Start Input records

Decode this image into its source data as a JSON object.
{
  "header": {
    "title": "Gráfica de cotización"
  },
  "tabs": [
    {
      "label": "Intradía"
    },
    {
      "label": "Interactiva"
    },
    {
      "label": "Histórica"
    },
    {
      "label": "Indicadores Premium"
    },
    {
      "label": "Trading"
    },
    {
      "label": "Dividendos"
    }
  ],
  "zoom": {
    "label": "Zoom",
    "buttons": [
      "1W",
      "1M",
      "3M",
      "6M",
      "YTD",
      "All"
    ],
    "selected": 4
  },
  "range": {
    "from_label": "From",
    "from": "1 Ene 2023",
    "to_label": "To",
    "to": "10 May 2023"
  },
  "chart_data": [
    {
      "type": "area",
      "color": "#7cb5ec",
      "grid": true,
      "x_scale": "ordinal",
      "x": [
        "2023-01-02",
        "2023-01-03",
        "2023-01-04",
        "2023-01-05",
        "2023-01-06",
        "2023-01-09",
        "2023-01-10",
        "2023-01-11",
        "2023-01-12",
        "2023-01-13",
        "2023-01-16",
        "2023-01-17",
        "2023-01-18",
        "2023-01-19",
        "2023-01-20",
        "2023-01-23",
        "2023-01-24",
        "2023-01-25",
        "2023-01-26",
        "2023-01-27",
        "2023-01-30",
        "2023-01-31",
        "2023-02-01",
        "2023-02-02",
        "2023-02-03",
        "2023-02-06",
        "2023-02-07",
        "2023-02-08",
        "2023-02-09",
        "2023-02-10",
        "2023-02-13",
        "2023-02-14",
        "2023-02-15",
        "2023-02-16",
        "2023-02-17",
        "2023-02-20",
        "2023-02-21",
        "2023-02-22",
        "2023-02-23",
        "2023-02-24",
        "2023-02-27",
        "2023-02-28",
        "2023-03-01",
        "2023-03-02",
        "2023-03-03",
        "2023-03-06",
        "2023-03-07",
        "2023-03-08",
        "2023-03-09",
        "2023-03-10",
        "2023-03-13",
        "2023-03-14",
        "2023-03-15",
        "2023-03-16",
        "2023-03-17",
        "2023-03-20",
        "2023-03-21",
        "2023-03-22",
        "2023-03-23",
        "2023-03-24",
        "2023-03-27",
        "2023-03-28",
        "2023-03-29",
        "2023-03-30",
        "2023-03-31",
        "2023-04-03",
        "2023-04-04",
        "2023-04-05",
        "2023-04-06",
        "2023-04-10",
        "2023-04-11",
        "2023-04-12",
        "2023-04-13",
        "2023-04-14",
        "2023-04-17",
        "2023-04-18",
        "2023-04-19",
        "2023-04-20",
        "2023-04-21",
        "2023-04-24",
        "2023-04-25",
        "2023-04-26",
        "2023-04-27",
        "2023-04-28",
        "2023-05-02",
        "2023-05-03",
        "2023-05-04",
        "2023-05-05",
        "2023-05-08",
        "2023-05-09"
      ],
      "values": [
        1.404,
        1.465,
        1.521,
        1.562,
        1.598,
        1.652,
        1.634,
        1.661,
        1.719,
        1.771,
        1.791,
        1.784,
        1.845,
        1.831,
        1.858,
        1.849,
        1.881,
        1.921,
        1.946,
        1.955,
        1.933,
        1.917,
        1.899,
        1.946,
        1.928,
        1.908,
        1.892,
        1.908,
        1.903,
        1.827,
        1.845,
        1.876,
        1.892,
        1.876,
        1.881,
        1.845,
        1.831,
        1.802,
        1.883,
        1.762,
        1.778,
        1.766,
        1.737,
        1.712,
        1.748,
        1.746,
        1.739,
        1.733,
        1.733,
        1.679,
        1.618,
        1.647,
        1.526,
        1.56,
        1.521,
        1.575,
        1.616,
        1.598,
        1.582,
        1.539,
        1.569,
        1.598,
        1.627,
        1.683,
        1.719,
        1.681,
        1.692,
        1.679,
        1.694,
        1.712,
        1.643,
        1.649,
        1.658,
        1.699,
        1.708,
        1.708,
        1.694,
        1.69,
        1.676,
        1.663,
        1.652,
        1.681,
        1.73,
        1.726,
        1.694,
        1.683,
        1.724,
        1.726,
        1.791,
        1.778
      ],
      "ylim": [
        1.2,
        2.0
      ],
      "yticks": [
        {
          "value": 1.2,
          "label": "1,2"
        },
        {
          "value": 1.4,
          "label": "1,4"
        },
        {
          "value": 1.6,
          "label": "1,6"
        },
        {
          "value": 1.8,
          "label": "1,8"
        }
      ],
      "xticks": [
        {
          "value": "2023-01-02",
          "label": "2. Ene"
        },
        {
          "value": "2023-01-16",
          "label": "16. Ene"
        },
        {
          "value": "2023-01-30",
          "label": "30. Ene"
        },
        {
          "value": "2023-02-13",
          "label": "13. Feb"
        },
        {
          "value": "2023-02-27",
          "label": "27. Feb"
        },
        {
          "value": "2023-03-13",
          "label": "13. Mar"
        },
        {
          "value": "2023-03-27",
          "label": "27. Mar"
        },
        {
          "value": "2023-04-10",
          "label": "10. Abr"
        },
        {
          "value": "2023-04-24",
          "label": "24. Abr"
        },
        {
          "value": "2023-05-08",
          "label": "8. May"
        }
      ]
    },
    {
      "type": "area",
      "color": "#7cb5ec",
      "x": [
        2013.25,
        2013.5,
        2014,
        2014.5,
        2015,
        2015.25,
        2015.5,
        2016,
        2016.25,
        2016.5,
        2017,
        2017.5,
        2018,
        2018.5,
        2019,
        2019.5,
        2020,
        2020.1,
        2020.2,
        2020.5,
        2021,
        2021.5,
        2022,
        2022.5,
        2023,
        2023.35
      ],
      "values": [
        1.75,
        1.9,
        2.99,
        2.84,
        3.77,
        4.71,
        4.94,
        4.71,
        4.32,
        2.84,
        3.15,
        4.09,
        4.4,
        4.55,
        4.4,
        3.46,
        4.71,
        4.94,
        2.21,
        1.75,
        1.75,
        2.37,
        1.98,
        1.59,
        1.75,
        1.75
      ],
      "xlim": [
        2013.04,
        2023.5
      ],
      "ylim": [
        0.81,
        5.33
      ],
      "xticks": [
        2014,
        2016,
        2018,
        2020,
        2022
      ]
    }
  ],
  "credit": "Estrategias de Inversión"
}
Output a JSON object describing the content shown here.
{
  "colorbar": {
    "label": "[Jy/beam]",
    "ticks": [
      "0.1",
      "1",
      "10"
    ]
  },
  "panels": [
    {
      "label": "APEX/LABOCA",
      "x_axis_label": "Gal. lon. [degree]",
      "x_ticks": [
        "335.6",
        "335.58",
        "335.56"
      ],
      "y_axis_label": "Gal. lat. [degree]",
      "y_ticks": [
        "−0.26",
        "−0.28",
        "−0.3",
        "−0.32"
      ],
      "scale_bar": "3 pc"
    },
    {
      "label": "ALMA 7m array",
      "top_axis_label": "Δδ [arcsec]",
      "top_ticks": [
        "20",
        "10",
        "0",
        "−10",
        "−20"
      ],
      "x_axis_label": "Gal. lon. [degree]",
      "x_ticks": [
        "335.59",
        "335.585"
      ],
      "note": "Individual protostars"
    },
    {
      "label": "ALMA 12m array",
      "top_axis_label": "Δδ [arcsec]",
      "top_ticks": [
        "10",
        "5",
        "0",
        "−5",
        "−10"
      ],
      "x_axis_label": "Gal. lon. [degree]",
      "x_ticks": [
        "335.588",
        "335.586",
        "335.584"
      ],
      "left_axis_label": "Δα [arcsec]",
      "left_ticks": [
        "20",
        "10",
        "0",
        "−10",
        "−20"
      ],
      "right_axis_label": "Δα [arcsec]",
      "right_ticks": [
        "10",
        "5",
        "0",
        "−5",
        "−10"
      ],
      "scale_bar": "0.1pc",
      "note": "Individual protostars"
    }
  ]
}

End Input records

* Given task *
Copy out the whole listing exactly.

* Correct result *
Decode this image into its source data as a JSON object.
{
  "header": {
    "title": "Gráfica de cotización"
  },
  "tabs": [
    {
      "label": "Intradía"
    },
    {
      "label": "Interactiva"
    },
    {
      "label": "Histórica"
    },
    {
      "label": "Indicadores Premium"
    },
    {
      "label": "Trading"
    },
    {
      "label": "Dividendos"
    }
  ],
  "zoom": {
    "label": "Zoom",
    "buttons": [
      "1W",
      "1M",
      "3M",
      "6M",
      "YTD",
      "All"
    ],
    "selected": 4
  },
  "range": {
    "from_label": "From",
    "from": "1 Ene 2023",
    "to_label": "To",
    "to": "10 May 2023"
  },
  "chart_data": [
    {
      "type": "area",
      "color": "#7cb5ec",
      "grid": true,
      "x_scale": "ordinal",
      "x": [
        "2023-01-02",
        "2023-01-03",
        "2023-01-04",
        "2023-01-05",
        "2023-01-06",
        "2023-01-09",
        "2023-01-10",
        "2023-01-11",
        "2023-01-12",
        "2023-01-13",
        "2023-01-16",
        "2023-01-17",
        "2023-01-18",
        "2023-01-19",
        "2023-01-20",
        "2023-01-23",
        "2023-01-24",
        "2023-01-25",
        "2023-01-26",
        "2023-01-27",
        "2023-01-30",
        "2023-01-31",
        "2023-02-01",
        "2023-02-02",
        "2023-02-03",
        "2023-02-06",
        "2023-02-07",
        "2023-02-08",
        "2023-02-09",
        "2023-02-10",
        "2023-02-13",
        "2023-02-14",
        "2023-02-15",
        "2023-02-16",
        "2023-02-17",
        "2023-02-20",
        "2023-02-21",
        "2023-02-22",
        "2023-02-23",
        "2023-02-24",
        "2023-02-27",
        "2023-02-28",
        "2023-03-01",
        "2023-03-02",
        "2023-03-03",
        "2023-03-06",
        "2023-03-07",
        "2023-03-08",
        "2023-03-09",
        "2023-03-10",
        "2023-03-13",
        "2023-03-14",
        "2023-03-15",
        "2023-03-16",
        "2023-03-17",
        "2023-03-20",
        "2023-03-21",
        "2023-03-22",
        "2023-03-23",
        "2023-03-24",
        "2023-03-27",
        "2023-03-28",
        "2023-03-29",
        "2023-03-30",
        "2023-03-31",
        "2023-04-03",
        "2023-04-04",
        "2023-04-05",
        "2023-04-06",
        "2023-04-10",
        "2023-04-11",
        "2023-04-12",
        "2023-04-13",
        "2023-04-14",
        "2023-04-17",
        "2023-04-18",
        "2023-04-19",
        "2023-04-20",
        "2023-04-21",
        "2023-04-24",
        "2023-04-25",
        "2023-04-26",
        "2023-04-27",
        "2023-04-28",
        "2023-05-02",
        "2023-05-03",
        "2023-05-04",
        "2023-05-05",
        "2023-05-08",
        "2023-05-09"
      ],
      "values": [
        1.404,
        1.465,
        1.521,
        1.562,
        1.598,
        1.652,
        1.634,
        1.661,
        1.719,
        1.771,
        1.791,
        1.784,
        1.845,
        1.831,
        1.858,
        1.849,
        1.881,
        1.921,
        1.946,
        1.955,
        1.933,
        1.917,
        1.899,
        1.946,
        1.928,
        1.908,
        1.892,
        1.908,
        1.903,
        1.827,
        1.845,
        1.876,
        1.892,
        1.876,
        1.881,
        1.845,
        1.831,
        1.802,
        1.883,
        1.762,
        1.778,
        1.766,
        1.737,
        1.712,
        1.748,
        1.746,
        1.739,
        1.733,
        1.733,
        1.679,
        1.618,
        1.647,
        1.526,
        1.56,
        1.521,
        1.575,
        1.616,
        1.598,
        1.582,
        1.539,
        1.569,
        1.598,
        1.627,
        1.683,
        1.719,
        1.681,
        1.692,
        1.679,
        1.694,
        1.712,
        1.643,
        1.649,
        1.658,
        1.699,
        1.708,
        1.708,
        1.694,
        1.69,
        1.676,
        1.663,
        1.652,
        1.681,
        1.73,
        1.726,
        1.694,
        1.683,
        1.724,
        1.726,
        1.791,
        1.778
      ],
      "ylim": [
        1.2,
        2.0
      ],
      "yticks": [
        {
          "value": 1.2,
          "label": "1,2"
        },
        {
          "value": 1.4,
          "label": "1,4"
        },
        {
          "value": 1.6,
          "label": "1,6"
        },
        {
          "value": 1.8,
          "label": "1,8"
        }
      ],
      "xticks": [
        {
          "value": "2023-01-02",
          "label": "2. Ene"
        },
        {
          "value": "2023-01-16",
          "label": "16. Ene"
        },
        {
          "value": "2023-01-30",
          "label": "30. Ene"
        },
        {
          "value": "2023-02-13",
          "label": "13. Feb"
        },
        {
          "value": "2023-02-27",
          "label": "27. Feb"
        },
        {
          "value": "2023-03-13",
          "label": "13. Mar"
        },
        {
          "value": "2023-03-27",
          "label": "27. Mar"
        },
        {
          "value": "2023-04-10",
          "label": "10. Abr"
        },
        {
          "value": "2023-04-24",
          "label": "24. Abr"
        },
        {
          "value": "2023-05-08",
          "label": "8. May"
        }
      ]
    },
    {
      "type": "area",
      "color": "#7cb5ec",
      "x": [
        2013.25,
        2013.5,
        2014,
        2014.5,
        2015,
        2015.25,
        2015.5,
        2016,
        2016.25,
        2016.5,
        2017,
        2017.5,
        2018,
        2018.5,
        2019,
        2019.5,
        2020,
        2020.1,
        2020.2,
        2020.5,
        2021,
        2021.5,
        2022,
        2022.5,
        2023,
        2023.35
      ],
      "values": [
        1.75,
        1.9,
        2.99,
        2.84,
        3.77,
        4.71,
        4.94,
        4.71,
        4.32,
        2.84,
        3.15,
        4.09,
        4.4,
        4.55,
        4.4,
        3.46,
        4.71,
        4.94,
        2.21,
        1.75,
        1.75,
        2.37,
        1.98,
        1.59,
        1.75,
        1.75
      ],
      "xlim": [
        2013.04,
        2023.5
      ],
      "ylim": [
        0.81,
        5.33
      ],
      "xticks": [
        2014,
        2016,
        2018,
        2020,
        2022
      ]
    }
  ],
  "credit": "Estrategias de Inversión"
}
Output a JSON object describing the content shown here.
{
  "colorbar": {
    "label": "[Jy/beam]",
    "ticks": [
      "0.1",
      "1",
      "10"
    ]
  },
  "panels": [
    {
      "label": "APEX/LABOCA",
      "x_axis_label": "Gal. lon. [degree]",
      "x_ticks": [
        "335.6",
        "335.58",
        "335.56"
      ],
      "y_axis_label": "Gal. lat. [degree]",
      "y_ticks": [
        "−0.26",
        "−0.28",
        "−0.3",
        "−0.32"
      ],
      "scale_bar": "3 pc"
    },
    {
      "label": "ALMA 7m array",
      "top_axis_label": "Δδ [arcsec]",
      "top_ticks": [
        "20",
        "10",
        "0",
        "−10",
        "−20"
      ],
      "x_axis_label": "Gal. lon. [degree]",
      "x_ticks": [
        "335.59",
        "335.585"
      ],
      "note": "Individual protostars"
    },
    {
      "label": "ALMA 12m array",
      "top_axis_label": "Δδ [arcsec]",
      "top_ticks": [
        "10",
        "5",
        "0",
        "−5",
        "−10"
      ],
      "x_axis_label": "Gal. lon. [degree]",
      "x_ticks": [
        "335.588",
        "335.586",
        "335.584"
      ],
      "left_axis_label": "Δα [arcsec]",
      "left_ticks": [
        "20",
        "10",
        "0",
        "−10",
        "−20"
      ],
      "right_axis_label": "Δα [arcsec]",
      "right_ticks": [
        "10",
        "5",
        "0",
        "−5",
        "−10"
      ],
      "scale_bar": "0.1pc",
      "note": "Individual protostars"
    }
  ]
}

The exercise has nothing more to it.